> Instruction: Spot each line that carries the word "text"; copy those lines.

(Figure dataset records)
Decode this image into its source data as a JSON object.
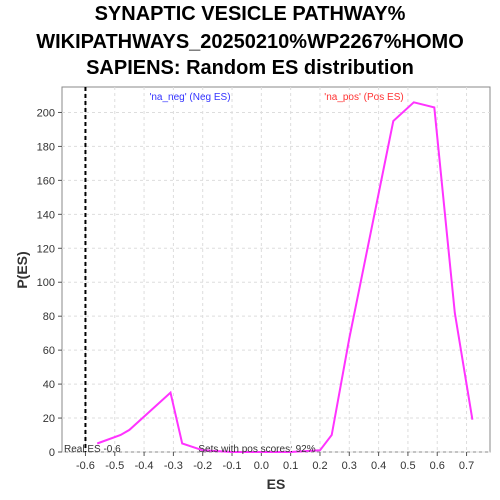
{
  "chart_data": {
    "type": "line",
    "title_lines": [
      "SYNAPTIC VESICLE PATHWAY%",
      "WIKIPATHWAYS_20250210%WP2267%HOMO",
      "SAPIENS: Random ES distribution"
    ],
    "xlabel": "ES",
    "ylabel": "P(ES)",
    "xlim": [
      -0.68,
      0.78
    ],
    "ylim": [
      0,
      215
    ],
    "x_ticks": [
      "-0.6",
      "-0.5",
      "-0.4",
      "-0.3",
      "-0.2",
      "-0.1",
      "0.0",
      "0.1",
      "0.2",
      "0.3",
      "0.4",
      "0.5",
      "0.6",
      "0.7"
    ],
    "x_tick_values": [
      -0.6,
      -0.5,
      -0.4,
      -0.3,
      -0.2,
      -0.1,
      0.0,
      0.1,
      0.2,
      0.3,
      0.4,
      0.5,
      0.6,
      0.7
    ],
    "y_ticks": [
      "0",
      "20",
      "40",
      "60",
      "80",
      "100",
      "120",
      "140",
      "160",
      "180",
      "200"
    ],
    "y_tick_values": [
      0,
      20,
      40,
      60,
      80,
      100,
      120,
      140,
      160,
      180,
      200
    ],
    "grid": true,
    "line_color": "#ff33ff",
    "series": [
      {
        "x": [
          -0.56,
          -0.48,
          -0.45,
          -0.31,
          -0.27,
          -0.2,
          -0.1,
          0.0,
          0.1,
          0.2,
          0.24,
          0.3,
          0.38,
          0.45,
          0.52,
          0.59,
          0.66,
          0.72
        ],
        "y": [
          5,
          10,
          13,
          35,
          5,
          1,
          0,
          0,
          0,
          1,
          10,
          67,
          135,
          195,
          206,
          203,
          82,
          19
        ]
      }
    ],
    "real_es": {
      "value": -0.6,
      "label": "Real ES -0.6"
    },
    "annotations": {
      "neg": {
        "text": "'na_neg' (Neg ES)",
        "color": "#3333ff"
      },
      "pos": {
        "text": "'na_pos' (Pos ES)",
        "color": "#ff3333"
      },
      "pos_scores": "Sets with pos scores: 92%"
    }
  }
}
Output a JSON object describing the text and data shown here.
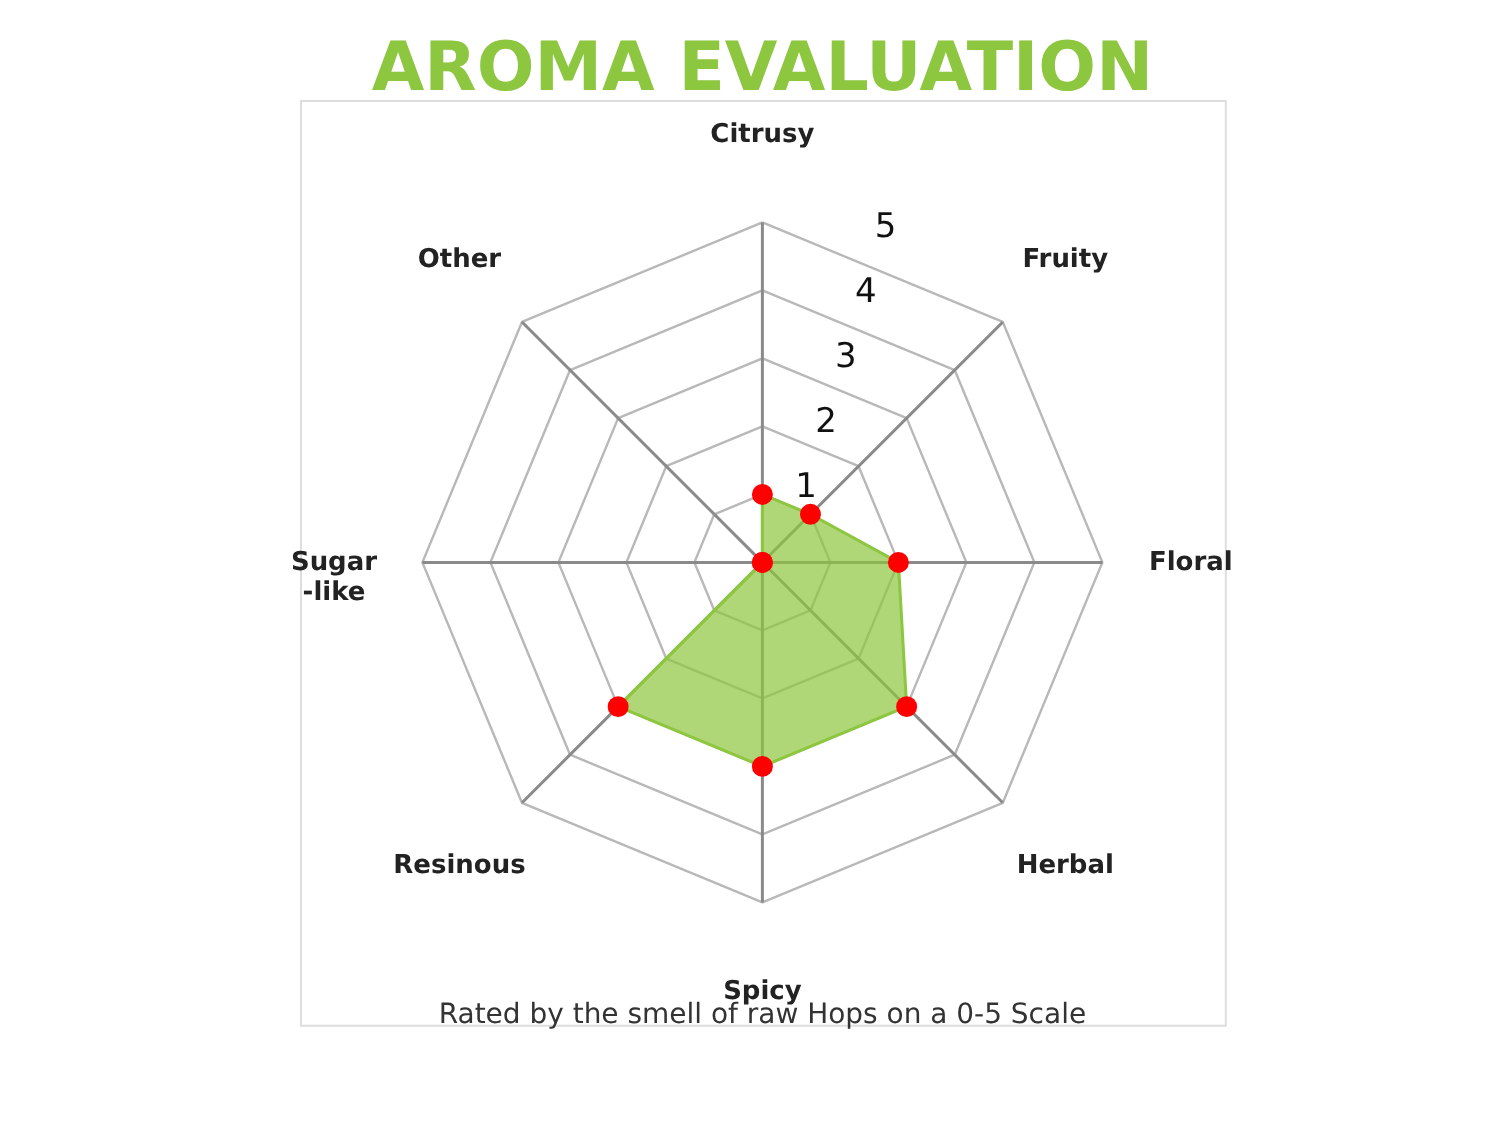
{
  "chart_data": {
    "type": "radar",
    "title": "AROMA EVALUATION",
    "categories": [
      "Citrusy",
      "Fruity",
      "Floral",
      "Herbal",
      "Spicy",
      "Resinous",
      "Sugar\n-like",
      "Other"
    ],
    "series": [
      {
        "color": "#8dc63f",
        "values": [
          1,
          1,
          2,
          3,
          3,
          3,
          0,
          0
        ]
      }
    ],
    "ylim": [
      0,
      5
    ],
    "yticks": [
      1,
      2,
      3,
      4,
      5
    ],
    "grid": true,
    "marker": "circle",
    "annotations": [
      "Rated by the smell of raw Hops on a 0-5 Scale"
    ]
  }
}
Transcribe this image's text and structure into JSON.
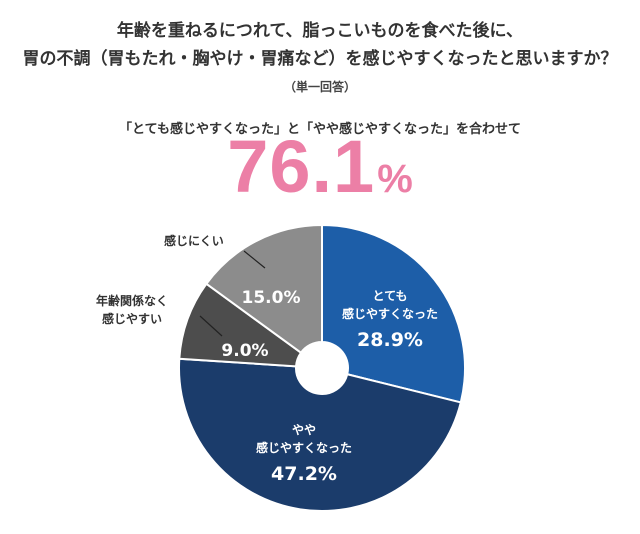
{
  "header": {
    "title_line1": "年齢を重ねるにつれて、脂っこいものを食べた後に、",
    "title_line2": "胃の不調（胃もたれ・胸やけ・胃痛など）を感じやすくなったと思いますか？",
    "note": "（単一回答）",
    "subtitle": "「とても感じやすくなった」と「やや感じやすくなった」を合わせて",
    "headline_value": "76.1",
    "headline_unit": "%"
  },
  "chart_data": {
    "type": "pie",
    "variant": "donut",
    "unit": "%",
    "start": "12 o'clock",
    "direction": "clockwise",
    "slices": [
      {
        "label": [
          "とても",
          "感じやすくなった"
        ],
        "value": 28.9,
        "color": "#1d5ea8"
      },
      {
        "label": [
          "やや",
          "感じやすくなった"
        ],
        "value": 47.2,
        "color": "#1b3c6b"
      },
      {
        "label": [
          "年齢関係なく",
          "感じやすい"
        ],
        "value": 9.0,
        "color": "#4d4d4d"
      },
      {
        "label": [
          "感じにくい"
        ],
        "value": 15.0,
        "color": "#8c8c8c"
      }
    ],
    "value_labels": [
      "28.9%",
      "47.2%",
      "9.0%",
      "15.0%"
    ]
  }
}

> Written answer:
        "text": "'na_neg' (Neg ES)",
        "text": "'na_pos' (Pos ES)",
Output a JSON object describing the text and data shown here.
Transcribe this image's text and structure into JSON.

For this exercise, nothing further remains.